> _Dataset records_

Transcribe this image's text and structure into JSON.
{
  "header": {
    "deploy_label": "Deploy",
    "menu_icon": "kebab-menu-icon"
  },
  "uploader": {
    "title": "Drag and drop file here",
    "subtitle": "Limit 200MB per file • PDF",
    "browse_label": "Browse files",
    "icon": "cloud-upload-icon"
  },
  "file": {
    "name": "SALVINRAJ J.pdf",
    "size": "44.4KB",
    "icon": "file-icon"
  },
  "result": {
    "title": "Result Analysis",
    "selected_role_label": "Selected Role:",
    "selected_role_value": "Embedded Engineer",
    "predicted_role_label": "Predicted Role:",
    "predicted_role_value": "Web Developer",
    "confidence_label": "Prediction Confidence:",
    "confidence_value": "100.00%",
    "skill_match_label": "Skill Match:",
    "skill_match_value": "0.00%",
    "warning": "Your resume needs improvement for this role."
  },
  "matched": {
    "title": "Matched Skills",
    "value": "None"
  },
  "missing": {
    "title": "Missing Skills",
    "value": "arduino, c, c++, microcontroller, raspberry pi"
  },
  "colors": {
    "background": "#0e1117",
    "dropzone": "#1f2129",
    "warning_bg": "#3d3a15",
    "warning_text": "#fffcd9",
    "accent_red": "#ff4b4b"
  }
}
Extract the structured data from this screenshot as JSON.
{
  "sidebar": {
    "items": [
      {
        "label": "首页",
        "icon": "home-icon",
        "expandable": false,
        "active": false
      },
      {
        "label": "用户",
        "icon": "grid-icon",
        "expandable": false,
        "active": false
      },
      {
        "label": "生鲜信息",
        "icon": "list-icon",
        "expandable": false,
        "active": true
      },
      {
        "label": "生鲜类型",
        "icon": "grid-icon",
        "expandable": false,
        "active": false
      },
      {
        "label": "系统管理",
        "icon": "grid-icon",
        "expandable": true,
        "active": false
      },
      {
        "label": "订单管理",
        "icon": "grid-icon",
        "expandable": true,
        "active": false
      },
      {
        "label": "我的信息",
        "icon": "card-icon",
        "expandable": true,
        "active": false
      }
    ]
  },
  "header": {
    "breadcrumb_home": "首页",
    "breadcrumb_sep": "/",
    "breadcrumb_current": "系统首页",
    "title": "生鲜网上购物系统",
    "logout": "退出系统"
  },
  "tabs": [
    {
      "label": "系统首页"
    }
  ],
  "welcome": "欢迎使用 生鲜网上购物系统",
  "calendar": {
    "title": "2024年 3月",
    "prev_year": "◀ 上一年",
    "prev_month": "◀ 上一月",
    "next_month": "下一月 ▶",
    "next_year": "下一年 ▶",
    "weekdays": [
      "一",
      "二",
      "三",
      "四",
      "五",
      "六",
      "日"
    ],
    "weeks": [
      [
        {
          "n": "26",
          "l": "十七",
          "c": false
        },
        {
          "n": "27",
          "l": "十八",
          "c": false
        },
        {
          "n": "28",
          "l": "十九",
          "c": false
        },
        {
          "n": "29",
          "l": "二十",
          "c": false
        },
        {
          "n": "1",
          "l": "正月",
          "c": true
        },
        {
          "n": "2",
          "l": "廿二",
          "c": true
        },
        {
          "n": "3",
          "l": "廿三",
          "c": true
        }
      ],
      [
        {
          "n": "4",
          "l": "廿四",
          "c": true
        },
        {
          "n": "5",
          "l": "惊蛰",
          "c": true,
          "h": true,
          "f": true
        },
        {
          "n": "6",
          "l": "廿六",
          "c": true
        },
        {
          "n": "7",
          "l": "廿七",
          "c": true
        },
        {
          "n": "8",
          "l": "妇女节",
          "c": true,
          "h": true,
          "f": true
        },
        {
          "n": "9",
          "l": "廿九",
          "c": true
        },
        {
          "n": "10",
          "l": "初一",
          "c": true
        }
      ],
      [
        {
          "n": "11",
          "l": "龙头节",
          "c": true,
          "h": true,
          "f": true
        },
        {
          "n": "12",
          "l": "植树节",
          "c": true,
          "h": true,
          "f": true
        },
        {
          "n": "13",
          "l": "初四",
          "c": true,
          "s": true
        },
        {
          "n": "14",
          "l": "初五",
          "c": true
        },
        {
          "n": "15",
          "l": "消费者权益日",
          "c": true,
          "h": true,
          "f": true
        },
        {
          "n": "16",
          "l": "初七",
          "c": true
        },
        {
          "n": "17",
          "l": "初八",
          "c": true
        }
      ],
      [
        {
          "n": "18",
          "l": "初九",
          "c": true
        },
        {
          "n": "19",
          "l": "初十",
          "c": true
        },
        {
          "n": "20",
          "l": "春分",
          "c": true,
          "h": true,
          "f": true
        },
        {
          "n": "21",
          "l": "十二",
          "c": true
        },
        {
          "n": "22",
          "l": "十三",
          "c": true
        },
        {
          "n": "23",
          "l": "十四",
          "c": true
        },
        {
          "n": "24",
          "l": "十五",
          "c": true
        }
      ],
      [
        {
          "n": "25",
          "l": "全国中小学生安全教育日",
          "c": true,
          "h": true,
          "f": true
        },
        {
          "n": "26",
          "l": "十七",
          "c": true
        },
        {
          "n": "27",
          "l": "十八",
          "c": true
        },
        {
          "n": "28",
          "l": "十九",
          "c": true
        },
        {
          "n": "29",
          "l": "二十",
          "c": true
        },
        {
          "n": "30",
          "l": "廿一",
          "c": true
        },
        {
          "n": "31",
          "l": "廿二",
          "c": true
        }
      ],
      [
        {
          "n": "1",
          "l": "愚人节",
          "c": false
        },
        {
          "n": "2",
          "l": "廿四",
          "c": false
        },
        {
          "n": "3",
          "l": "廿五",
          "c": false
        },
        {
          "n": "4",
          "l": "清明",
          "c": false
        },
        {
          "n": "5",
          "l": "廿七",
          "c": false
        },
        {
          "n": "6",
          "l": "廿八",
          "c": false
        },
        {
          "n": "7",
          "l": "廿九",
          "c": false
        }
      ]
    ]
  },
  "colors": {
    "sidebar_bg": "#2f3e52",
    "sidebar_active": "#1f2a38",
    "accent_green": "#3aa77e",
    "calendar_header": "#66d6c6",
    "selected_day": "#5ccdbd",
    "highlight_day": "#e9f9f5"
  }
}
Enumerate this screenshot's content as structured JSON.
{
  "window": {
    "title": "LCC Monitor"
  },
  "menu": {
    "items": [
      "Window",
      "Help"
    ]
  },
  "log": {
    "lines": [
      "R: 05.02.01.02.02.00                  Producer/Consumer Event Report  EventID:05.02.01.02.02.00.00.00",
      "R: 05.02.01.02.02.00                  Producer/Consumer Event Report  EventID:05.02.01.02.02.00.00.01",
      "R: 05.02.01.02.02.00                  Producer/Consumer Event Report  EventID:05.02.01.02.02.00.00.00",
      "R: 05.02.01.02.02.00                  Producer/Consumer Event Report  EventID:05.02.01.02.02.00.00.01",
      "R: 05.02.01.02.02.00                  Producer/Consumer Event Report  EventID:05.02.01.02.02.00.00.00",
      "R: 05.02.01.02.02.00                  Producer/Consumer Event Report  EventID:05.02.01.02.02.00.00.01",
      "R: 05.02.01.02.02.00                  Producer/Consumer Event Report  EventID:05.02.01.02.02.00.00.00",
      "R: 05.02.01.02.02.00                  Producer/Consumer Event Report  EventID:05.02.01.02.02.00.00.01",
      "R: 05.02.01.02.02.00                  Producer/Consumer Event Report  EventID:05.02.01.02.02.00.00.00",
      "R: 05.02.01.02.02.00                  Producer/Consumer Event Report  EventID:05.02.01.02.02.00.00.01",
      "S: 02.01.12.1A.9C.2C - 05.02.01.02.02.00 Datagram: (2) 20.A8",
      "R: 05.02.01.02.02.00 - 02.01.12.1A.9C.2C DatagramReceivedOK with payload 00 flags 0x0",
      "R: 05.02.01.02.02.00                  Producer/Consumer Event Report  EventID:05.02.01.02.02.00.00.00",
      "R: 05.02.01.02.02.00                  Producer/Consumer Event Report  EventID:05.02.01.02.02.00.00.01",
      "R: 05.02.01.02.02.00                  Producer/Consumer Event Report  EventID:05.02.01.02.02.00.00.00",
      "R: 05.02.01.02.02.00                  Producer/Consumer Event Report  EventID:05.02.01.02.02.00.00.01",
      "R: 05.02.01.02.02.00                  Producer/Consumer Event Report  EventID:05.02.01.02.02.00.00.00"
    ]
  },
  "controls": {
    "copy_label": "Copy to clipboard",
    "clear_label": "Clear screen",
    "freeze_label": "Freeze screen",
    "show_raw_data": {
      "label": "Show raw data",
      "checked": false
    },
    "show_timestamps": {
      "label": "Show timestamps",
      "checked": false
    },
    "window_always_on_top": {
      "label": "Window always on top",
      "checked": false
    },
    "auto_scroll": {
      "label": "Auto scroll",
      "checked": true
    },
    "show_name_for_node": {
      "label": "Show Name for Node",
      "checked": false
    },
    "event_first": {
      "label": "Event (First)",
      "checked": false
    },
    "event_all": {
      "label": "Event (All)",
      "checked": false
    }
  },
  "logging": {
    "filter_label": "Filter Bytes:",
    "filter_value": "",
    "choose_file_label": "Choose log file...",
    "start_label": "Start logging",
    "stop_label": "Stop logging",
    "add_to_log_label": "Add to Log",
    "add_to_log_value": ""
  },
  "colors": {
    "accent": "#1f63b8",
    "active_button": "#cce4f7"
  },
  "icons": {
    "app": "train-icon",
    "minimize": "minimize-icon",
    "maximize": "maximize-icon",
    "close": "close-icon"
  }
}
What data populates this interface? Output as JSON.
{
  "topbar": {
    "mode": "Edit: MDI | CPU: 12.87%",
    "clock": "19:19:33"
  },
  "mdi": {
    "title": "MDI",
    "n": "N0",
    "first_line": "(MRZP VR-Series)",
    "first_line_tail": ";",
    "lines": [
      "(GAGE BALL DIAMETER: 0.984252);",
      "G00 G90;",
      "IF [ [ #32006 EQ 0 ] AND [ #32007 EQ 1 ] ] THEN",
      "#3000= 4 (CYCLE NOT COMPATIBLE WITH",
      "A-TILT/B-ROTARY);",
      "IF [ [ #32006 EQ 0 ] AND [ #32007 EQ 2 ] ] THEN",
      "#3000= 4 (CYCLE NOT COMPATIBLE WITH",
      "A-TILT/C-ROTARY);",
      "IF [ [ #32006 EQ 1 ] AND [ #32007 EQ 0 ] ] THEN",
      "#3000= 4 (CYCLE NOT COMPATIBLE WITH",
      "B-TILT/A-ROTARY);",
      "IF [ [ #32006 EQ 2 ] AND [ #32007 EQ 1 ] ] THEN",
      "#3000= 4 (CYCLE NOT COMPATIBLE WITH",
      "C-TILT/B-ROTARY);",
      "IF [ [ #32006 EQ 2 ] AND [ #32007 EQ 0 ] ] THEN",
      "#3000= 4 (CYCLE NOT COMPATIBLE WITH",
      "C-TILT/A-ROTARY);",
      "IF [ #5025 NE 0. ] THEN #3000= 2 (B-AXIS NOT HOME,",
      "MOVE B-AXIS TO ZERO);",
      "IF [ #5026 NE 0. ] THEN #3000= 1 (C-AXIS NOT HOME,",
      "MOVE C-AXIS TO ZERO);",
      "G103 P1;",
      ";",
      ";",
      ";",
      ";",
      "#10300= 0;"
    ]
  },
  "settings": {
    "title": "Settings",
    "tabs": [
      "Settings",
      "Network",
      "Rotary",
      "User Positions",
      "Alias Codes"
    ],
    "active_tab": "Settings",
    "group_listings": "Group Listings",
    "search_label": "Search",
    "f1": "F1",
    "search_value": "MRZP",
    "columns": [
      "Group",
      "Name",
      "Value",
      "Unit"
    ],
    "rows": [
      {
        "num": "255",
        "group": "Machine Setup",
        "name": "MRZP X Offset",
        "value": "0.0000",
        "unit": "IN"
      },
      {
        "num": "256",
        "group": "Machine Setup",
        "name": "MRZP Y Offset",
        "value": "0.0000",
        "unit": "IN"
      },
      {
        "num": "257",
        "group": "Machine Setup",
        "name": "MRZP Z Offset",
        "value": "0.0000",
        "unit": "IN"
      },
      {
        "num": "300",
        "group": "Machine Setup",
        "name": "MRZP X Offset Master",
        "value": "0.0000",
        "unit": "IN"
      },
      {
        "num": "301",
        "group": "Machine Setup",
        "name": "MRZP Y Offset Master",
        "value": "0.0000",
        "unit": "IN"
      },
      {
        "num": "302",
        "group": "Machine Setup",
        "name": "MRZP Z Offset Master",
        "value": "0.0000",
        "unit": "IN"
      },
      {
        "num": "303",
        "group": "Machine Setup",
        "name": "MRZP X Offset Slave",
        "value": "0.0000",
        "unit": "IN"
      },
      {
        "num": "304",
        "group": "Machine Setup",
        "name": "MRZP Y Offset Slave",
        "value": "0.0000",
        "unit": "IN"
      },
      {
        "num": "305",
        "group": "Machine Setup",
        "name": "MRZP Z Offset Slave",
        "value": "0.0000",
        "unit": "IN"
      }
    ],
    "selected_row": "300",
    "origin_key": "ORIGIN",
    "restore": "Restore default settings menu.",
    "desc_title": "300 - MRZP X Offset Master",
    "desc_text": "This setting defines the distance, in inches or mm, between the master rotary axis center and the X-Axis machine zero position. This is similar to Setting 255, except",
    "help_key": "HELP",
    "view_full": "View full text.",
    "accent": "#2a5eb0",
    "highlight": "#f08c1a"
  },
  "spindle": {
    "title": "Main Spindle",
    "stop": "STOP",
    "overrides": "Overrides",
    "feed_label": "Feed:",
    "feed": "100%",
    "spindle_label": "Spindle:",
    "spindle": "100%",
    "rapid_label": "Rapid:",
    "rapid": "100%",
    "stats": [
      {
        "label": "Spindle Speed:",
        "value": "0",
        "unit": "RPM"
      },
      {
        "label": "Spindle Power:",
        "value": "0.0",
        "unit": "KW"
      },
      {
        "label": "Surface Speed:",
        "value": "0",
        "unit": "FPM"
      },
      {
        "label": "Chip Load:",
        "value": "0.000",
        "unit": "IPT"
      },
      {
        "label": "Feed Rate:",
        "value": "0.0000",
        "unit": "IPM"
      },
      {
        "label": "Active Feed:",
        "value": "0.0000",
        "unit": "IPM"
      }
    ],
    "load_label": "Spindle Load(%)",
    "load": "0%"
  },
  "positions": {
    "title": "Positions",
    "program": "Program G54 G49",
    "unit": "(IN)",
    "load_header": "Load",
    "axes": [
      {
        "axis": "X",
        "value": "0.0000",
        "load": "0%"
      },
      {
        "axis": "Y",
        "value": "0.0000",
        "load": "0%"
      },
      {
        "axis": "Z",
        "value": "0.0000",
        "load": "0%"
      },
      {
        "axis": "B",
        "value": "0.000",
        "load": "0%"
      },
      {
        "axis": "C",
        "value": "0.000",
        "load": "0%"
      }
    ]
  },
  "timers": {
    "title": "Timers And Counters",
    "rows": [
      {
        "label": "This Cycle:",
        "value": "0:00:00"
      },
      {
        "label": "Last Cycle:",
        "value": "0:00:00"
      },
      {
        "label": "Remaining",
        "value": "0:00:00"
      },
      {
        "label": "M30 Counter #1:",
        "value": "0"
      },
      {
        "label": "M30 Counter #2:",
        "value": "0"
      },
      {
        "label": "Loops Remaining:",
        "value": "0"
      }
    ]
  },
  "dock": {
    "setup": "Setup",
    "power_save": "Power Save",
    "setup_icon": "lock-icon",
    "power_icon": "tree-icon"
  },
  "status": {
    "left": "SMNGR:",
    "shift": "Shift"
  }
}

> _What you need to do_
Find all lines with "screenshot" in them and copy each one.

> _Task response_
Extract the structured data from this screenshot as JSON.
Enumerate this screenshot's content as structured JSON.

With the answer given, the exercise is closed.